# Racist rooster or more prolific hens?



## WeeLittleChicken (Aug 31, 2012)

You know what they say about birds of a feather...

Was taking photos of the chicks I have sired by my former Dark Brahma when I noticed something odd. Statistically speaking the chicks parentages were... off. Of course I can't tell for certain who these chicks moms are but I can give a pretty good educated guess and it comes out like this: 
4 chicks from the Light Brahma mamas
3 chicks from the Barred Rocks
1 chick from the Buff Orps (although to be fair there was another that developed but didn't hatch and a third that died from some neurological problem on day 2.) 
1 chick from the Dark Cornish (but I only have two Dark Cornish so statistically speaking this is still expected.)
and here's the weird one... 
1 chick from the Partridge Rocks, who I have the most of - six in all. There should have been more here??

I wonder now if my random sampling was just off, if my Partridge rocks weren't laying as many, or if my rooster just really had a preference! My dark suspicions are all the worse when the chicks of the same color create their own cliques!

Anyway, here's pix of the kiddos.

§ **Requirement A**
Repeat the records word for word, from their first line up to and including the line that contains "channel-upper-line xyxy=(981,94,1873,399)".
The forum post and the records have nothing to do with each other.

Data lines
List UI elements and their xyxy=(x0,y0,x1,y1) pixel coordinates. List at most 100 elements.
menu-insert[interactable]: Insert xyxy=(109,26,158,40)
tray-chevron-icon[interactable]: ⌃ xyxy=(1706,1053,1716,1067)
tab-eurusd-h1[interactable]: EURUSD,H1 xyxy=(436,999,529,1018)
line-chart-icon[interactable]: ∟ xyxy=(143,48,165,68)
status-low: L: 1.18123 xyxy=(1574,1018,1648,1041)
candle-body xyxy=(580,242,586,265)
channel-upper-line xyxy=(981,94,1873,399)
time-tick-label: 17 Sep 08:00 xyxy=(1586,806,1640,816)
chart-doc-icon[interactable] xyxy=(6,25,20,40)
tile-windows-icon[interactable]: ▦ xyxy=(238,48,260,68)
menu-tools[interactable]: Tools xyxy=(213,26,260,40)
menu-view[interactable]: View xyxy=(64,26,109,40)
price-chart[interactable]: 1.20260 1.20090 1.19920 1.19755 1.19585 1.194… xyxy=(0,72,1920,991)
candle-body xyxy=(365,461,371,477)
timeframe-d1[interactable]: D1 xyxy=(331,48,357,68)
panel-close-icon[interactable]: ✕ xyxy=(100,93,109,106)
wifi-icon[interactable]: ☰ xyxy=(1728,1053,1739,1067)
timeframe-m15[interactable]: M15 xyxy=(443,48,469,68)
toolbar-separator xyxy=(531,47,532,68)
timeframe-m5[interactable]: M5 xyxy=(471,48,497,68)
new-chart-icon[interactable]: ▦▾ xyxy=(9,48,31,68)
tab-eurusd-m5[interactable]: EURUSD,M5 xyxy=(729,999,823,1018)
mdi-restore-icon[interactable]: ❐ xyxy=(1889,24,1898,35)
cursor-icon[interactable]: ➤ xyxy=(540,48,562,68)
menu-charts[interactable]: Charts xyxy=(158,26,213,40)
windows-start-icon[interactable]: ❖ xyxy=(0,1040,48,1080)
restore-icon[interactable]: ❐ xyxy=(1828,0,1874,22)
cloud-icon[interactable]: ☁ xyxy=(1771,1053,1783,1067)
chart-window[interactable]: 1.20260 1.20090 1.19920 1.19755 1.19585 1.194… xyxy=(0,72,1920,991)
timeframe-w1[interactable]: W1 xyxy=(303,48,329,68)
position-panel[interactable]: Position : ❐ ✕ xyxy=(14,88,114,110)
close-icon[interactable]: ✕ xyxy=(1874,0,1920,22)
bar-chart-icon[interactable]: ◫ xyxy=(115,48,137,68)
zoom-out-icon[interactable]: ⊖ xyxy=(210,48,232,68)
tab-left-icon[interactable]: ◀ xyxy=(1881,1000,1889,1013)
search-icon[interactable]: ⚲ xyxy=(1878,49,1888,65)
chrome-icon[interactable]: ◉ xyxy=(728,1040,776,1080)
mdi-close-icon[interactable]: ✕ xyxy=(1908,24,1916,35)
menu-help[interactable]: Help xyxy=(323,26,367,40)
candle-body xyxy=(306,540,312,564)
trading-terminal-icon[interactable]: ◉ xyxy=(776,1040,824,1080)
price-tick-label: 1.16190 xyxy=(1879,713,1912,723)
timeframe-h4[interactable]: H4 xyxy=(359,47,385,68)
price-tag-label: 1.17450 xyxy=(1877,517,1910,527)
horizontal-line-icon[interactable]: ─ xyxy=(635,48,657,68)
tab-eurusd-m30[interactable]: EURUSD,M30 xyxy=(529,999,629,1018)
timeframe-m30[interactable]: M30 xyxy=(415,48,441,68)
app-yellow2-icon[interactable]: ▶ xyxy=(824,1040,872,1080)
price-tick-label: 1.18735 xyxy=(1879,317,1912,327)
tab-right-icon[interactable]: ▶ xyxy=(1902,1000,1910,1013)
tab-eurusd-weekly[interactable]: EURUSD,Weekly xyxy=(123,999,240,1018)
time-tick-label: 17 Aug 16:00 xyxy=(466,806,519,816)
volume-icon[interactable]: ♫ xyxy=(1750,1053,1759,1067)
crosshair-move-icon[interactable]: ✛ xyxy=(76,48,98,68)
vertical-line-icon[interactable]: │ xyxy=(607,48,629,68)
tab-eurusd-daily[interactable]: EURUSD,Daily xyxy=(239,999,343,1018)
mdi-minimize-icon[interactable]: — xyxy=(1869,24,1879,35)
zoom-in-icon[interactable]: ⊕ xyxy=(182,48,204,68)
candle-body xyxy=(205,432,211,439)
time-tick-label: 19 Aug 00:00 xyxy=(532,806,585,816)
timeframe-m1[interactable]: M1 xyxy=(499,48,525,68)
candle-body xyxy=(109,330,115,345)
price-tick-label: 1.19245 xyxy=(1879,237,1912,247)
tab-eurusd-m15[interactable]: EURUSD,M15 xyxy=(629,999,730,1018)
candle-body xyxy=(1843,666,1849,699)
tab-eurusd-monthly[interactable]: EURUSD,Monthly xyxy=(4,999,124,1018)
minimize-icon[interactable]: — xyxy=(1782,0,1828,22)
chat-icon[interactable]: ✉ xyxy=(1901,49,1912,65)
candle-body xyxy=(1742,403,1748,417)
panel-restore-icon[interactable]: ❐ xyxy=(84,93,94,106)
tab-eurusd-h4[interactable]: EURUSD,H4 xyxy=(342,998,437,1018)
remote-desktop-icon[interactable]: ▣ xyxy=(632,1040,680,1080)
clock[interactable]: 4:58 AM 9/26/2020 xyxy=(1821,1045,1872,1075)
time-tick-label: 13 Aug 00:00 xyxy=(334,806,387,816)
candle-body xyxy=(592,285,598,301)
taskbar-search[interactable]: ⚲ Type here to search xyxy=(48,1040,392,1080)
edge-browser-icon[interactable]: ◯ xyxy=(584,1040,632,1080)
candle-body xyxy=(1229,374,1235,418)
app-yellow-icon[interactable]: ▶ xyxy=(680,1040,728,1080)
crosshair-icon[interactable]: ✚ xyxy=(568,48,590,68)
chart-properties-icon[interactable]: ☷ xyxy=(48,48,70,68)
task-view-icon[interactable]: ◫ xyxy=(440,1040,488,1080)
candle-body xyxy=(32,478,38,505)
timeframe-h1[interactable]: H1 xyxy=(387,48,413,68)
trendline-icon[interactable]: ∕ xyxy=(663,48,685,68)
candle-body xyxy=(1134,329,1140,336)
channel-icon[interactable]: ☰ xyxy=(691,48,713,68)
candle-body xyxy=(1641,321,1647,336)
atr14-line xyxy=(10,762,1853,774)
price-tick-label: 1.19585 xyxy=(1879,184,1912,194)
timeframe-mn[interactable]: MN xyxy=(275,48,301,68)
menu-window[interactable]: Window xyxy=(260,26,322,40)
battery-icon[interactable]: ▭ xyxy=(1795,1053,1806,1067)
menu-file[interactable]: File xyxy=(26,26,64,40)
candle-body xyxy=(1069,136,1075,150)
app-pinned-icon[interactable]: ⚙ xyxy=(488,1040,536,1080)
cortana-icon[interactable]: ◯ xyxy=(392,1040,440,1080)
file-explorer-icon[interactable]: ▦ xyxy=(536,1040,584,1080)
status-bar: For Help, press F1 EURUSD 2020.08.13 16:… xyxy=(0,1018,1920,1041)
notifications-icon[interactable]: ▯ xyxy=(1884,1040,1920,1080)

§ **Requirement B**
Carry on the forum post about the rooster and the hens' chicks, starting after its last sentence.

§ **Final answer A**
List UI elements and their xyxy=(x0,y0,x1,y1) pixel coordinates. List at most 100 elements.
menu-insert[interactable]: Insert xyxy=(109,26,158,40)
tray-chevron-icon[interactable]: ⌃ xyxy=(1706,1053,1716,1067)
tab-eurusd-h1[interactable]: EURUSD,H1 xyxy=(436,999,529,1018)
line-chart-icon[interactable]: ∟ xyxy=(143,48,165,68)
status-low: L: 1.18123 xyxy=(1574,1018,1648,1041)
candle-body xyxy=(580,242,586,265)
channel-upper-line xyxy=(981,94,1873,399)

§ **Final answer B**
Here are the blondes. They're the cool clique, spend all their time together beating on the other chicks... SIGH. 









Here's my three black sex links, all roos of course.  The small one is the surviving "twin" from the double yolker egg. He's a laid back little chap but healthy as could be.










Here's the fourth one that I think is from the Light Brahmas, now his feathers have come in. He's got a hell of a comb so I am thinking he's a roo. The other one would be the solitary partridge baby.










And here is my Dark Cornish and the surviving Orpington (lovingly named the red-headed step child.)










And here's just two cute single shots. One of Twin one of Red-Headed Step Child.


----------



## Energyvet (Jul 25, 2012)

Thanks for the pics and marvelous narration. I thoroughly enjoyed the whole thing. I know my Roos like some better than others. Gotta tell you the red head is my favorite. And the three little sex linked look like something out of West Side Story - stay lose boy! 

Thanks for the smile I now have plastered on my face.


----------



## 7chicks (Jun 29, 2012)

Oh good gosh, they're just precious! Thank you for sharing those adorable pics!!!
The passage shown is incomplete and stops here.